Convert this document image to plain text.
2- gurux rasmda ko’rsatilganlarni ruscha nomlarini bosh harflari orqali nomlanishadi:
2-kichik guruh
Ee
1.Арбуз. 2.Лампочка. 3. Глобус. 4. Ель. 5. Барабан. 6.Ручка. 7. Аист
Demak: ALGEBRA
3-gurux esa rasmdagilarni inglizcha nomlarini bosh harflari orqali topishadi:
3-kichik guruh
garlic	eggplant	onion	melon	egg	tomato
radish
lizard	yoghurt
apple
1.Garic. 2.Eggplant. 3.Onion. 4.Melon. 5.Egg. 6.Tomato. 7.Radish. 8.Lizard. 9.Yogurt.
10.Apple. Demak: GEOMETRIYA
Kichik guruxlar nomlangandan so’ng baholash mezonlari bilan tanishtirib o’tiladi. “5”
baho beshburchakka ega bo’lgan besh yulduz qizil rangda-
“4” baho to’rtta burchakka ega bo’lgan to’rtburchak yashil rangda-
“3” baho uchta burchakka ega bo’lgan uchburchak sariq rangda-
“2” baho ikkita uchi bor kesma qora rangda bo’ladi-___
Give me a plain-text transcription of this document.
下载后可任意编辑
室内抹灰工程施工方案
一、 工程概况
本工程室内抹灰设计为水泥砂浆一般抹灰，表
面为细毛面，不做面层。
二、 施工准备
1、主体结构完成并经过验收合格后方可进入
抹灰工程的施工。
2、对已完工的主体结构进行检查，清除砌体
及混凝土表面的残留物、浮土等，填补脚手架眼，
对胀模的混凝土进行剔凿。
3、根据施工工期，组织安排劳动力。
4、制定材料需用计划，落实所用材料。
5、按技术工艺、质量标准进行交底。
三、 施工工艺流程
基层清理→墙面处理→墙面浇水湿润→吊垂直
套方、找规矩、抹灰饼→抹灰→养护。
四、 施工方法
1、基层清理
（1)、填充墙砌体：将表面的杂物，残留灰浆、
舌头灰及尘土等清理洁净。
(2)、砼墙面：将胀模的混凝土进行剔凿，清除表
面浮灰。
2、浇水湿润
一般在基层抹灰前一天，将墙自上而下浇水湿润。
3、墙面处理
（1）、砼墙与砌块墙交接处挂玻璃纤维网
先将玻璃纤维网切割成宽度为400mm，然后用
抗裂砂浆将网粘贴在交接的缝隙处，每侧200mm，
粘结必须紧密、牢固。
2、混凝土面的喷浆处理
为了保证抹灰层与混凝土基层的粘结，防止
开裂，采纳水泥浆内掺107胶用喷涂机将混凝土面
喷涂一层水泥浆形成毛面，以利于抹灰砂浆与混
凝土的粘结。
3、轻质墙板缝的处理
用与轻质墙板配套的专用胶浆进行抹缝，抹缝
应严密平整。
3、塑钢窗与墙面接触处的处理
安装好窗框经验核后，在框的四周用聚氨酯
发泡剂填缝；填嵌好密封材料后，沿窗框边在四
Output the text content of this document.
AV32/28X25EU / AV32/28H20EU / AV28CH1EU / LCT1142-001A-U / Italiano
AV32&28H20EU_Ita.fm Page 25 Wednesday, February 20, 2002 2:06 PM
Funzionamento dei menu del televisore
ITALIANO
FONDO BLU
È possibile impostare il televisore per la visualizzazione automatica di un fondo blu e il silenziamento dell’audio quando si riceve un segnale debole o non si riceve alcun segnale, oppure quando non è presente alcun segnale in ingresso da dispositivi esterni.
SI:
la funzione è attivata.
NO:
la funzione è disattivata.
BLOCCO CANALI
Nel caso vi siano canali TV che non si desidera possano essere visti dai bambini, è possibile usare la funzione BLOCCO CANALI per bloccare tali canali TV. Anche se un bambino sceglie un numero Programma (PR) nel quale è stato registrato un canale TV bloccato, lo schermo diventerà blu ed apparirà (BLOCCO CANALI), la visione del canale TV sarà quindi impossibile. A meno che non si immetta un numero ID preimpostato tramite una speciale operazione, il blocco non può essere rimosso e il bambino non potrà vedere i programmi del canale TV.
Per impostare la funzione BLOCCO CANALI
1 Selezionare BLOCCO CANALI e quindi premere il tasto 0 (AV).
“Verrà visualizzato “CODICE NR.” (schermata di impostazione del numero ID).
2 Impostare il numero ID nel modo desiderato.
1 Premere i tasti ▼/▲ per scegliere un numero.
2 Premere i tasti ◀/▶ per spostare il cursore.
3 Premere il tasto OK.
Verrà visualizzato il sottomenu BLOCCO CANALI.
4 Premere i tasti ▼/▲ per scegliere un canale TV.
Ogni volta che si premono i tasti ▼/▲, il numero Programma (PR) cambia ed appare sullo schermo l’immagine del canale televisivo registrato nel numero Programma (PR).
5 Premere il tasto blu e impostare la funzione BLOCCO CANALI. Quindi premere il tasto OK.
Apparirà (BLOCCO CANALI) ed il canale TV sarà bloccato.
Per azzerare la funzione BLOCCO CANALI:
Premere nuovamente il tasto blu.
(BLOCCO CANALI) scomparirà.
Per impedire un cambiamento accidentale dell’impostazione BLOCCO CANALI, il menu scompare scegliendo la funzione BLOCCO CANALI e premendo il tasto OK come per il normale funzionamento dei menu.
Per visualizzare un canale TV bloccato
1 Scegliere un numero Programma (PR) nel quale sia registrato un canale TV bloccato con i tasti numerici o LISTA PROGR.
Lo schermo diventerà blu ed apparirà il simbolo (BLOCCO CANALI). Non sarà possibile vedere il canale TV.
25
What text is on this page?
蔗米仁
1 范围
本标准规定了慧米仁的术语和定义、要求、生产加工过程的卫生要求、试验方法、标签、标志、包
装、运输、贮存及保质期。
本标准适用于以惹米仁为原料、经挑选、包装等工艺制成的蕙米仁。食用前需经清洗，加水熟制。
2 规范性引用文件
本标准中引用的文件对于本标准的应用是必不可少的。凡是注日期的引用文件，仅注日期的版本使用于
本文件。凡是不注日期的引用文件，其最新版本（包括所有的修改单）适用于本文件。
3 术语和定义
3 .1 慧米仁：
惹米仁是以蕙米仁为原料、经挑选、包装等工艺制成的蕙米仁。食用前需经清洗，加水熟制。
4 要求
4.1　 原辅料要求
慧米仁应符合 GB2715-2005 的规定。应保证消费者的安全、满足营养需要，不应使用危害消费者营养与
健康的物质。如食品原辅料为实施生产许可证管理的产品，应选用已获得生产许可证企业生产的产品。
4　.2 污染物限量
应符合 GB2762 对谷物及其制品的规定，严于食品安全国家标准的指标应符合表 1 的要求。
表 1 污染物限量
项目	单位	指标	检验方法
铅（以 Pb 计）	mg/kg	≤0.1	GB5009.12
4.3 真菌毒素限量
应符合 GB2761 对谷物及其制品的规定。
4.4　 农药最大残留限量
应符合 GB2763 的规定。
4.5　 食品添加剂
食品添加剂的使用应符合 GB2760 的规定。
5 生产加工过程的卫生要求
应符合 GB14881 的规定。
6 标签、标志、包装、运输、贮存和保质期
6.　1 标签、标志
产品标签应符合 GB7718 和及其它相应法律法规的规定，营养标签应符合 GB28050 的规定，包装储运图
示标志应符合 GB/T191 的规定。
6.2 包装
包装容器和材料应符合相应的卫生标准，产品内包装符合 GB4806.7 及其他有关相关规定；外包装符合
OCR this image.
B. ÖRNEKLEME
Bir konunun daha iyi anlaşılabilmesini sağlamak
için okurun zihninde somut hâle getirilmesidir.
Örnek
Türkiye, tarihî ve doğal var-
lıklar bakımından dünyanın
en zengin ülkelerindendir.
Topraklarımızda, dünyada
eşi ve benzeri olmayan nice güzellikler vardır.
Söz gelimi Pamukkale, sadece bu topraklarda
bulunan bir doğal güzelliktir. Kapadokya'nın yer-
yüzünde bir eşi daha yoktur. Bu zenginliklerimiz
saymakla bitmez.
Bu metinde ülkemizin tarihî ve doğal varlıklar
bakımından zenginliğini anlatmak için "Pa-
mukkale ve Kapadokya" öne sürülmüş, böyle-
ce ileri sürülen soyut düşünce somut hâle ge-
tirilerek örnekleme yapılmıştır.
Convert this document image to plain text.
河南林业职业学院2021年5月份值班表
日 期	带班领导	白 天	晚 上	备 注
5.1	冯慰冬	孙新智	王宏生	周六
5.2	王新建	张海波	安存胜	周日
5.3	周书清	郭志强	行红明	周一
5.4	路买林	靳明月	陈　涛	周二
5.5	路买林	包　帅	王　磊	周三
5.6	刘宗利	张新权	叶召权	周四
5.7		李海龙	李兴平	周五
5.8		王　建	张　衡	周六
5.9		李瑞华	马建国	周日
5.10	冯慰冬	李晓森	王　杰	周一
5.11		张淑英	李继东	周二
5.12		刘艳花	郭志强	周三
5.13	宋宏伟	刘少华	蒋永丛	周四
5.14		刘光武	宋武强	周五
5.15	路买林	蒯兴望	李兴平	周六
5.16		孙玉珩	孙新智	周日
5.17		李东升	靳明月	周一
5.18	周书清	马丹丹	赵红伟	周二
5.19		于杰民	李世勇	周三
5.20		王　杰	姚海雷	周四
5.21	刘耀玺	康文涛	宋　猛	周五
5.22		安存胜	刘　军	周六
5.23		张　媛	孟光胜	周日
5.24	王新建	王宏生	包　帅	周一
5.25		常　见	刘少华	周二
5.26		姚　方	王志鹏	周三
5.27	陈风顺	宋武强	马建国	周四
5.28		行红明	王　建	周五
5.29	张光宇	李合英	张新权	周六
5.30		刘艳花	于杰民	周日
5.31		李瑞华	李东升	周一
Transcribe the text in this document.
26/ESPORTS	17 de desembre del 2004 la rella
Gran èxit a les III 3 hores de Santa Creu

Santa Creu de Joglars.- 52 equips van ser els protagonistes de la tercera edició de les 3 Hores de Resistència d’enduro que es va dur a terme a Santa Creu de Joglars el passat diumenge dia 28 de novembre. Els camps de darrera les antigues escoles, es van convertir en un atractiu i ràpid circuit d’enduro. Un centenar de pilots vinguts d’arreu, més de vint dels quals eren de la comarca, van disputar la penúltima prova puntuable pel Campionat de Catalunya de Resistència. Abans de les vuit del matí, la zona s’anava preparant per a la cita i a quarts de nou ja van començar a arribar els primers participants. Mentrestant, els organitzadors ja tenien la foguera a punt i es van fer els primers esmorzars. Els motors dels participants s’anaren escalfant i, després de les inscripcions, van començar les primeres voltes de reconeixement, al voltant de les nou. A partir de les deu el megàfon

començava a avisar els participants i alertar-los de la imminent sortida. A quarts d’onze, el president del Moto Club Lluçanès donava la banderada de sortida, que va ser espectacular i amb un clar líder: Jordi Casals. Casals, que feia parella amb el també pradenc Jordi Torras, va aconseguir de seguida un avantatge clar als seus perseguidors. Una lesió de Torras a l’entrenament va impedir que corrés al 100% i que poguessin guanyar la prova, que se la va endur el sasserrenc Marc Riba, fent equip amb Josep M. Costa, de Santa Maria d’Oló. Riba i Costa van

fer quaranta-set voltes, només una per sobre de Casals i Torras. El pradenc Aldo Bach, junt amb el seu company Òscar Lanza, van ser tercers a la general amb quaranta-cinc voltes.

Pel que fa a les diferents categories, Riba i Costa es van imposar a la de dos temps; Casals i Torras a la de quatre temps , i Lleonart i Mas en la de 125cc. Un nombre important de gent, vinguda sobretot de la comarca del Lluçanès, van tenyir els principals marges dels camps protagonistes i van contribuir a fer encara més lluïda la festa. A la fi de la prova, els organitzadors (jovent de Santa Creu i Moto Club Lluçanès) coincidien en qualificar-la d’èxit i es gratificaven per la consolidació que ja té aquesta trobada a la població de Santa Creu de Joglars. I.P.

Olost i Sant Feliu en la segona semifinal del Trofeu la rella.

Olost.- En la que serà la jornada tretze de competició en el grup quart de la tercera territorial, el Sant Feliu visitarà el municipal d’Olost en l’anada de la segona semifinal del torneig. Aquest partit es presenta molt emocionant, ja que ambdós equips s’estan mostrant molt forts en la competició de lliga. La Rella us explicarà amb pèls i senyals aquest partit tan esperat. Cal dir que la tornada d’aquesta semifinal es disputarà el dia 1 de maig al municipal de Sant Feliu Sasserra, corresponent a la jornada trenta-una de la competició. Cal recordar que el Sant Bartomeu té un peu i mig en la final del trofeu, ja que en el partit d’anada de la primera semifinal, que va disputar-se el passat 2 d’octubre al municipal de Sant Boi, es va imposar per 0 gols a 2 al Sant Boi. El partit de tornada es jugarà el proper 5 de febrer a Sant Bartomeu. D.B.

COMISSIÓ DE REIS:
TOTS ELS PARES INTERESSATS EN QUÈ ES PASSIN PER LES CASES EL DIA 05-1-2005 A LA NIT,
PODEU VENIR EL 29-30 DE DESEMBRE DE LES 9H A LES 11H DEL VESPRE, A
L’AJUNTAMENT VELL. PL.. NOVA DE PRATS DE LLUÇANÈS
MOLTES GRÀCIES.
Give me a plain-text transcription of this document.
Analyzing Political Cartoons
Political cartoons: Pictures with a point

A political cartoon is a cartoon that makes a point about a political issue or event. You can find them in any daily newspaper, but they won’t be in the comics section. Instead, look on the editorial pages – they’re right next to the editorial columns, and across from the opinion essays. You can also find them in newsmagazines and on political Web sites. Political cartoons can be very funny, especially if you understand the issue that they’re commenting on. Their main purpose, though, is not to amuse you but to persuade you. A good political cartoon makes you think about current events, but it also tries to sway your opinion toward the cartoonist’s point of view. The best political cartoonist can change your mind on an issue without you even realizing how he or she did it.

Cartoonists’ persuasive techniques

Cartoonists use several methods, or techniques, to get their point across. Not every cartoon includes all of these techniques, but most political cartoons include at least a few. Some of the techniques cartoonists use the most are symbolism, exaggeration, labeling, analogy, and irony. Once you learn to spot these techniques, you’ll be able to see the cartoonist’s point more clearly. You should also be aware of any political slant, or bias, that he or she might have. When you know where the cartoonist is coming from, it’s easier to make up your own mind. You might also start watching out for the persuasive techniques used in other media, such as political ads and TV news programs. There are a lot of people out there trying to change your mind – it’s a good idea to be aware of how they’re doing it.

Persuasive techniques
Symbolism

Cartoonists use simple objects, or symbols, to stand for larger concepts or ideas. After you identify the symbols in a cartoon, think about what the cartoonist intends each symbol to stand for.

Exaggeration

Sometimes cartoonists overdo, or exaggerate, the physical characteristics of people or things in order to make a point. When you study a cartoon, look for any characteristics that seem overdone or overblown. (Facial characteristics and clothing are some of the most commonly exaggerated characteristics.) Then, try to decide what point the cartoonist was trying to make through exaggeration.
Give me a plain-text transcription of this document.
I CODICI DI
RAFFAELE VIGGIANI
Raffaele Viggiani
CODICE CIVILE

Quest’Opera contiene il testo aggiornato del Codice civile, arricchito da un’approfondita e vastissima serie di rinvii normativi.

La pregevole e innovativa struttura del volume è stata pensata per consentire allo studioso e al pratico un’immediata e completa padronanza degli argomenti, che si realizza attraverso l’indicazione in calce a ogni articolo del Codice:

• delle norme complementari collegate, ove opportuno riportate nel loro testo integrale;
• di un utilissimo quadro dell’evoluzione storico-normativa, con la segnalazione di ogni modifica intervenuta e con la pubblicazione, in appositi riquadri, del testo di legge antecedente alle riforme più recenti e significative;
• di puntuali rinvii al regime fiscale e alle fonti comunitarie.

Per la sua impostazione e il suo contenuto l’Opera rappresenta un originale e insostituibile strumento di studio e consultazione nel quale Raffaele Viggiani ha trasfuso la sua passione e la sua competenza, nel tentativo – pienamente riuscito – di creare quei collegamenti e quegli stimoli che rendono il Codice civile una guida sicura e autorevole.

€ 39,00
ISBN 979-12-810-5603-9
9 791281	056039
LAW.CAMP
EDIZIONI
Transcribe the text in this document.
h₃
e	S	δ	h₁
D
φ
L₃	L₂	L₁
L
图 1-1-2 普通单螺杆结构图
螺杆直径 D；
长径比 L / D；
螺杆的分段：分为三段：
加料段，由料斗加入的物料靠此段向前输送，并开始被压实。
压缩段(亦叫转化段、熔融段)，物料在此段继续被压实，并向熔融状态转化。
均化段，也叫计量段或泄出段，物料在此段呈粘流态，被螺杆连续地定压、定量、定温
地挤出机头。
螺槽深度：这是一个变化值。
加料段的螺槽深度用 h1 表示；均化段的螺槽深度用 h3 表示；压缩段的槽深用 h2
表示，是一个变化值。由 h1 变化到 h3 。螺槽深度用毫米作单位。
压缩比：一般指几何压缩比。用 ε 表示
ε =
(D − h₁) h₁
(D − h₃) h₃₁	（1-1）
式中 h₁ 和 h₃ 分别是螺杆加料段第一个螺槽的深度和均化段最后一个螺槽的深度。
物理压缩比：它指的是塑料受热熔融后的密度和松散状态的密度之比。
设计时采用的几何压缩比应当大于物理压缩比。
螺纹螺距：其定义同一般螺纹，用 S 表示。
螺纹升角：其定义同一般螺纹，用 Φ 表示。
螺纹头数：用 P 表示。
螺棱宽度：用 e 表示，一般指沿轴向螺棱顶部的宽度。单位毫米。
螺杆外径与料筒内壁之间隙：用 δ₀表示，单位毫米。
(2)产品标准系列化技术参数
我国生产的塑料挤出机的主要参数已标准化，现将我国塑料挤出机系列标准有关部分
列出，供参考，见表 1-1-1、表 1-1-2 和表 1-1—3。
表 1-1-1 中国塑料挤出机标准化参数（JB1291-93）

☆ ☆ ☆

▶ [TASK OBJECTIVE]:
Which lines contain "Kapadokya"? Copy each of them out.

▶ [RESULT FOR THIS EXERCISE]:
bulunan bir doğal güzelliktir. Kapadokya'nın yer-
mukkale ve Kapadokya" öne sürülmüş, böyle-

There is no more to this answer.